* _Work to do_
Return the line containing "Convert this document image to plain text." and all lines after it exactly; stop at the end of the material.

* _Information shown_
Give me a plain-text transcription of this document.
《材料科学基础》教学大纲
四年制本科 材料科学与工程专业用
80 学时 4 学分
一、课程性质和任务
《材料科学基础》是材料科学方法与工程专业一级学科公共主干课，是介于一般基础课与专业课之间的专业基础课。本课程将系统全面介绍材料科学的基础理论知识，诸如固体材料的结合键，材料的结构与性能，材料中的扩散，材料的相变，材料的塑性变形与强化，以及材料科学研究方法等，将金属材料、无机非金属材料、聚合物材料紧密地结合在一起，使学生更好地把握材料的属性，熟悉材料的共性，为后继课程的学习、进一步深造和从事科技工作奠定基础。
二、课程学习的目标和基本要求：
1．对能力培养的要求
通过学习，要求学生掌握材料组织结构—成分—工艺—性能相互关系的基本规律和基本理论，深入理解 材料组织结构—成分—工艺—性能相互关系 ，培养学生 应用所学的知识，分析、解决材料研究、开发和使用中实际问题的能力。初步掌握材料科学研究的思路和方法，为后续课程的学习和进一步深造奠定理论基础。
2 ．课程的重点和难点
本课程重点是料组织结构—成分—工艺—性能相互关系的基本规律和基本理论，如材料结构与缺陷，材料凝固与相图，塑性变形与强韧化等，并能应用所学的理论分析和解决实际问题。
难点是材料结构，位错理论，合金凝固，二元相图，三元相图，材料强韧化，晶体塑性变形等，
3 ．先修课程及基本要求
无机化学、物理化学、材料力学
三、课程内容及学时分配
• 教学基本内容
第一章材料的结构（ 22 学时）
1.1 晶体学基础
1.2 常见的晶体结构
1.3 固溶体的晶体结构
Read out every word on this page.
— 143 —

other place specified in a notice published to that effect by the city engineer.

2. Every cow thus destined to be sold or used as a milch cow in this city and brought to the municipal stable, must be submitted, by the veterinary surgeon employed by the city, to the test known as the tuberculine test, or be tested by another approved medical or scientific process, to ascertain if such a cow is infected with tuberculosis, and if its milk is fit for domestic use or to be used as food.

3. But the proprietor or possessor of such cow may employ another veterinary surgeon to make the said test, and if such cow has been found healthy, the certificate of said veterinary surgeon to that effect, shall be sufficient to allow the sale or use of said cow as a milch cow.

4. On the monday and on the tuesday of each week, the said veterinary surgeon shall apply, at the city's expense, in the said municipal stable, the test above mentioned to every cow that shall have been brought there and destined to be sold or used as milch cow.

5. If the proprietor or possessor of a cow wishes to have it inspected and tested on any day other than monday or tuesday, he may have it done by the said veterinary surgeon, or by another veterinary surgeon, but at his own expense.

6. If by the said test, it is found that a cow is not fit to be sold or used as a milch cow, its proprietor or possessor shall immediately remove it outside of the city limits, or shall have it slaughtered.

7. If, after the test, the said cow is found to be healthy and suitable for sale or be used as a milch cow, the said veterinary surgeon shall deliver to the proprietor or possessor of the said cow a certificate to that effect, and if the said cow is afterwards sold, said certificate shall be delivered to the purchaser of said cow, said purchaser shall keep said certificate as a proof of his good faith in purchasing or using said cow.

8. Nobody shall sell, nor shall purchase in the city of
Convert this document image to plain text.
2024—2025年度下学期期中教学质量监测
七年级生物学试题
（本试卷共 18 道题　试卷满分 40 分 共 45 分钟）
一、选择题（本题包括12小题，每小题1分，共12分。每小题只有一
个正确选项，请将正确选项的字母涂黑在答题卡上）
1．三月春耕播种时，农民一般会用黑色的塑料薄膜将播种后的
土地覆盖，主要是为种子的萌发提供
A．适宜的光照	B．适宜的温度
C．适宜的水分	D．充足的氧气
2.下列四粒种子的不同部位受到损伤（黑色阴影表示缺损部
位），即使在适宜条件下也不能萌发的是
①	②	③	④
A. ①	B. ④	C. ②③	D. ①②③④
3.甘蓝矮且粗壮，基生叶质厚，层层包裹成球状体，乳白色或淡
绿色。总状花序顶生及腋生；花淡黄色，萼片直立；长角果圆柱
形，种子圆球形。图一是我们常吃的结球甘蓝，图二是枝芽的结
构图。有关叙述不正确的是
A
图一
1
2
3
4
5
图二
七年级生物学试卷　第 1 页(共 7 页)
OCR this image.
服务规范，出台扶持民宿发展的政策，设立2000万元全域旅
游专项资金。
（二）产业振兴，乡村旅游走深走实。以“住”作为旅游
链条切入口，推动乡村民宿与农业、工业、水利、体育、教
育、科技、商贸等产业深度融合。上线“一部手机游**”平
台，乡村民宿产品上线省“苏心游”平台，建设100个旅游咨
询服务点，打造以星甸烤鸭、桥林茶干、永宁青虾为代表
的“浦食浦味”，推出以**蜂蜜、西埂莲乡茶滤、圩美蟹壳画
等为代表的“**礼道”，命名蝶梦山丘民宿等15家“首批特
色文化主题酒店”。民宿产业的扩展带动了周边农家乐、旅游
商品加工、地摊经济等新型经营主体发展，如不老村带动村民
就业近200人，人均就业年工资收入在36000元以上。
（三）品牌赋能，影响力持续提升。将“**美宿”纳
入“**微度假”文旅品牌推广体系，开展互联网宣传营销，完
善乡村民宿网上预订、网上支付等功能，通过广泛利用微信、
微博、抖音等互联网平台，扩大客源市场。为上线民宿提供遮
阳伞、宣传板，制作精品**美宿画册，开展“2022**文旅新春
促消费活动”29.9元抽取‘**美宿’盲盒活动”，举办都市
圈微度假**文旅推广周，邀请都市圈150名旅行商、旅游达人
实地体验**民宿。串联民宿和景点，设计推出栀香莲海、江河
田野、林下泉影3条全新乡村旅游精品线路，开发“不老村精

* _Expected answer_
Convert this document image to plain text.
2024—2025年度下学期期中教学质量监测
七年级生物学试题
（本试卷共 18 道题　试卷满分 40 分 共 45 分钟）
一、选择题（本题包括12小题，每小题1分，共12分。每小题只有一
个正确选项，请将正确选项的字母涂黑在答题卡上）
1．三月春耕播种时，农民一般会用黑色的塑料薄膜将播种后的
土地覆盖，主要是为种子的萌发提供
A．适宜的光照	B．适宜的温度
C．适宜的水分	D．充足的氧气
2.下列四粒种子的不同部位受到损伤（黑色阴影表示缺损部
位），即使在适宜条件下也不能萌发的是
①	②	③	④
A. ①	B. ④	C. ②③	D. ①②③④
3.甘蓝矮且粗壮，基生叶质厚，层层包裹成球状体，乳白色或淡
绿色。总状花序顶生及腋生；花淡黄色，萼片直立；长角果圆柱
形，种子圆球形。图一是我们常吃的结球甘蓝，图二是枝芽的结
构图。有关叙述不正确的是
A
图一
1
2
3
4
5
图二
七年级生物学试卷　第 1 页(共 7 页)
OCR this image.
服务规范，出台扶持民宿发展的政策，设立2000万元全域旅
游专项资金。
（二）产业振兴，乡村旅游走深走实。以“住”作为旅游
链条切入口，推动乡村民宿与农业、工业、水利、体育、教
育、科技、商贸等产业深度融合。上线“一部手机游**”平
台，乡村民宿产品上线省“苏心游”平台，建设100个旅游咨
询服务点，打造以星甸烤鸭、桥林茶干、永宁青虾为代表
的“浦食浦味”，推出以**蜂蜜、西埂莲乡茶滤、圩美蟹壳画
等为代表的“**礼道”，命名蝶梦山丘民宿等15家“首批特
色文化主题酒店”。民宿产业的扩展带动了周边农家乐、旅游
商品加工、地摊经济等新型经营主体发展，如不老村带动村民
就业近200人，人均就业年工资收入在36000元以上。
（三）品牌赋能，影响力持续提升。将“**美宿”纳
入“**微度假”文旅品牌推广体系，开展互联网宣传营销，完
善乡村民宿网上预订、网上支付等功能，通过广泛利用微信、
微博、抖音等互联网平台，扩大客源市场。为上线民宿提供遮
阳伞、宣传板，制作精品**美宿画册，开展“2022**文旅新春
促消费活动”29.9元抽取‘**美宿’盲盒活动”，举办都市
圈微度假**文旅推广周，邀请都市圈150名旅行商、旅游达人
实地体验**民宿。串联民宿和景点，设计推出栀香莲海、江河
田野、林下泉影3条全新乡村旅游精品线路，开发“不老村精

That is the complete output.